=== Work instructions ===
In the forum thread about the Nuggets–Kings preseason game, what final score does the opening post predict?

=== Excerpted passage ===
# Pre-Season Game 3: Denver Nuggets vs. Sacramento Kings



## 77AJ (Feb 16, 2005)

The Denver Nuggets face the Sacramento Kings tomorrow. Make your predictions here.

*Nuggets 109*

*Kings 103*

Nene still has not played in any of the pre-season games for the Nuggets. I will try and find out who the starting line up/players will be for Denver by tomorrow. If anyone already knows please share in this thread.

King fans feel free to make your predictions here as well. Also add any insight about the Kings starters would be appreciated.

......................

*Could a mod please add Pre-Season Game 3 to the title of this thread. I forgot to do it.

Thank you in advance.*


----------



## DaUnbreakableKinG (Jun 28, 2003)

*Re: Denver Nuggets vs. Sacramento Kings*

Probable starters, Bibby, Bonzi, Peja, SAR, B52.

I think the Nuggs will win this game. Just a feeling I'm getting. 


So will Nene play?


----------



## CreeksideBaller (Jun 19, 2005)

*Re: Denver Nuggets vs. Sacramento Kings*

i guess the game will be pretty close, both are good teams. i think Peja will find his touch like he did in the warriors-kings game yesterday night and put up big numbers. bibby will hopefully get more assists. garcia has been great lately so im sure he'll contribute.


----------



## 77AJ (Feb 16, 2005)

*Re: Denver Nuggets vs. Sacramento Kings*



DaUnbreakableKinG said:


> Probable starters, Bibby, Bonzi, Peja, SAR, B52.
> 
> I think the Nuggs will win this game. Just a feeling I'm getting.
> 
> ...


This should be a very good game. I have been a big supporter of Bonzi since his playing days with the Blazers. The guy has great talent. He just needs to get his head on straight and play up to his potential. I think he is going to do very well with the Kings this year.

=== Recorded information ===
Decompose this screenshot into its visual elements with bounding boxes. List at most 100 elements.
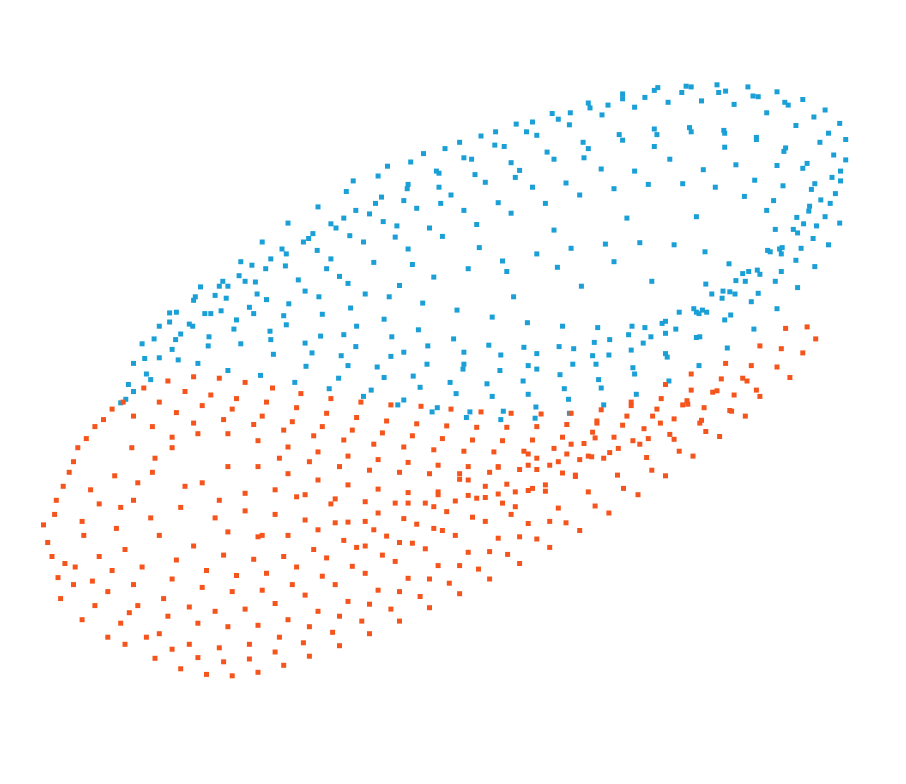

=== Solution to the problem ===
Nuggets 109, Kings 103.